Challenge → Please reproduce the passage below on the Lookup node word for word, in full.

Passage →
This deprecated node enriches a large data set (left table) with a small data set (right table) by joining the two data sets based on common fields.
The Lookup node works in a similar way to the Join node and the Merge node and is an optimization of the inner and left joins.
An advantage of using the Lookup node is that the input data sets do not need to be sorted prior to using the node; however, the entire data set from the right table is loaded into memory, therefore, it is only recommended for use with a small data set on the right input. If you want to join two large data sets, it is recommend that you use the Merge node.
To merge two data sets using the Lookup node, in the InputKey property, specify the field names from the first (main) input data set that you want to base the join on. Then, in the LookupKey property, specify the input fields from the second (smaller) data set that you want to base the join on.

Source material →
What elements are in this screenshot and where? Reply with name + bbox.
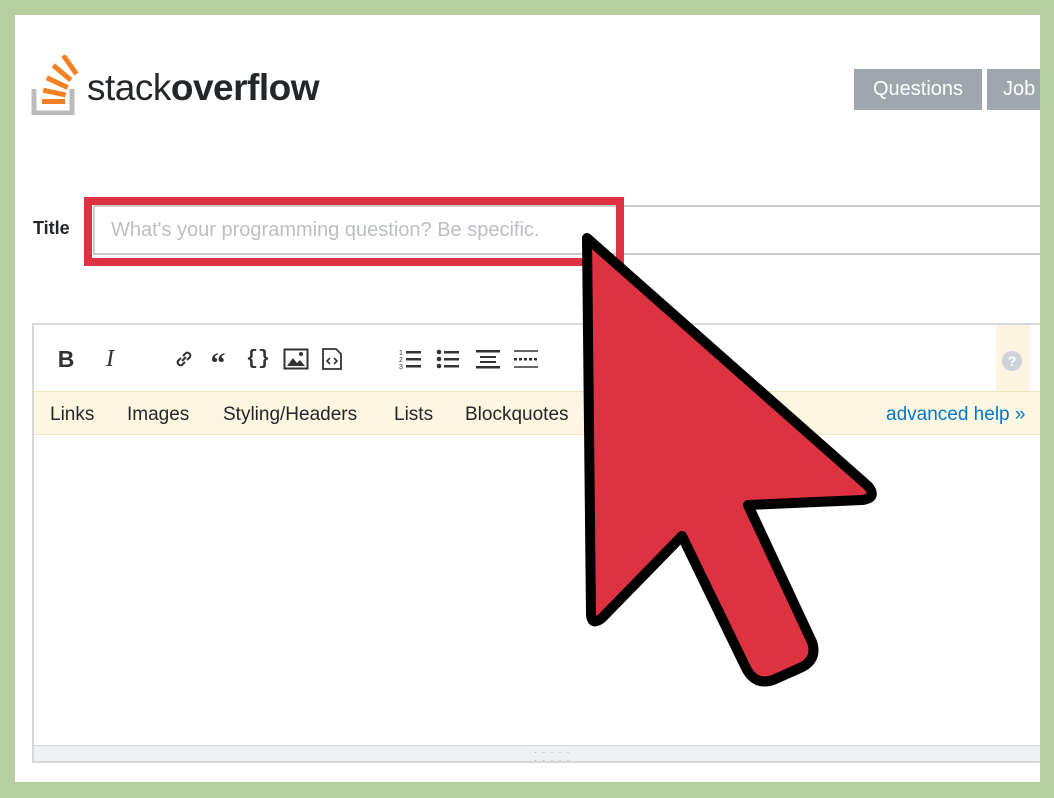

The output →
This deprecated node enriches a large data set (left table) with a small data set (right table) by joining the two data sets based on common fields.
The Lookup node works in a similar way to the Join node and the Merge node and is an optimization of the inner and left joins.
An advantage of using the Lookup node is that the input data sets do not need to be sorted prior to using the node; however, the entire data set from the right table is loaded into memory, therefore, it is only recommended for use with a small data set on the right input. If you want to join two large data sets, it is recommend that you use the Merge node.
To merge two data sets using the Lookup node, in the InputKey property, specify the field names from the first (main) input data set that you want to base the join on. Then, in the LookupKey property, specify the input fields from the second (smaller) data set that you want to base the join on.